Stated problem
Look through the data for the string "name". Copy every line where it is found.

Records for the task
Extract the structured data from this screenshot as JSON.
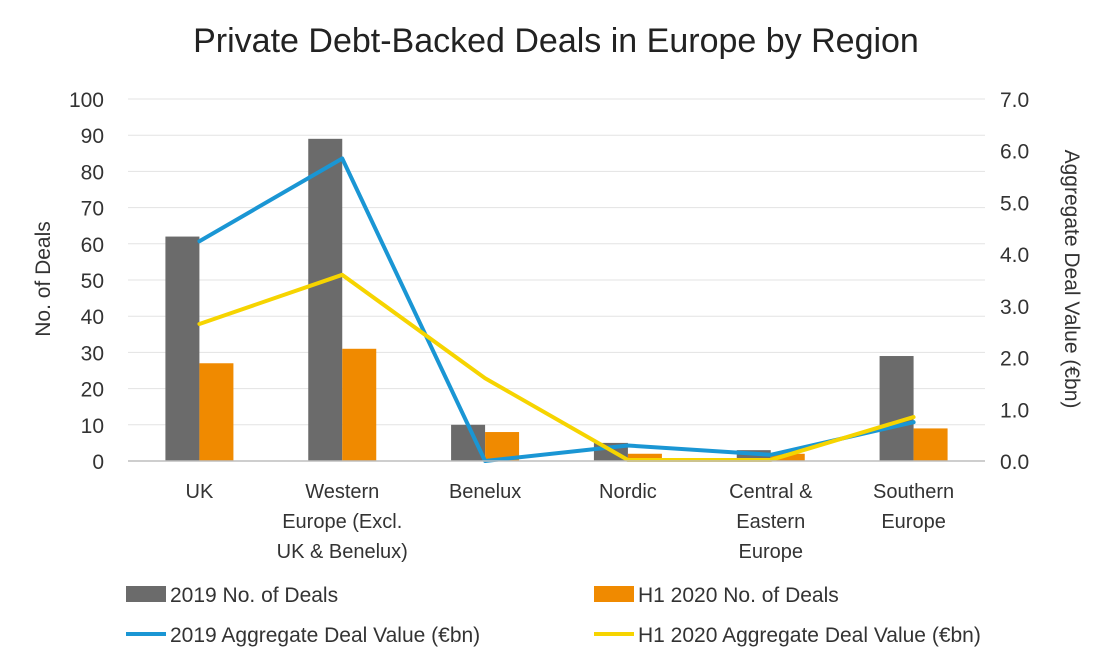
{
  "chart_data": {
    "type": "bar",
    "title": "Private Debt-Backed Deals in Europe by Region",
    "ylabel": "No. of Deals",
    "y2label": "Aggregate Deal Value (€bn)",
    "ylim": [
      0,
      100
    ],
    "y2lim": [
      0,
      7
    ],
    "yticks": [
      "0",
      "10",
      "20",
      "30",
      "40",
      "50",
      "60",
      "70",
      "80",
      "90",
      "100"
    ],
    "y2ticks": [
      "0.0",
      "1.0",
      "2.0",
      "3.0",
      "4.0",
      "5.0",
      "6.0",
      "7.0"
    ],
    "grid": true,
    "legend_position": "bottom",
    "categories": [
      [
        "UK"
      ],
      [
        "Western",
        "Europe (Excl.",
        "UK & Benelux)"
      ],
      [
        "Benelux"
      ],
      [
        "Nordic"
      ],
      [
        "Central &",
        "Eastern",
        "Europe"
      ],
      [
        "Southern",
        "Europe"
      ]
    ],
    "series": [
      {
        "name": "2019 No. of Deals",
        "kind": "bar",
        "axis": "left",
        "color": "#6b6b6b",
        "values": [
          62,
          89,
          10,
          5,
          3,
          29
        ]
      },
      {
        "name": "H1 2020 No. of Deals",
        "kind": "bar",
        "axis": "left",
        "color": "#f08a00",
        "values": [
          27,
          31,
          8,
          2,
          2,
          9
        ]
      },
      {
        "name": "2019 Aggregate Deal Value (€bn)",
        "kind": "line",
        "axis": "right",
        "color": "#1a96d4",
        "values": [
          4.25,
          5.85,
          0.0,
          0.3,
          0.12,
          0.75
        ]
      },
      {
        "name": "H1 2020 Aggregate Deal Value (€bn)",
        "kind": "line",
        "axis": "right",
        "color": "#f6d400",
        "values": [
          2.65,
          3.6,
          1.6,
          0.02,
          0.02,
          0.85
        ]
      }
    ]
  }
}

Solution to the problem
        "name": "2019 No. of Deals",
        "name": "H1 2020 No. of Deals",
        "name": "2019 Aggregate Deal Value (€bn)",
        "name": "H1 2020 Aggregate Deal Value (€bn)",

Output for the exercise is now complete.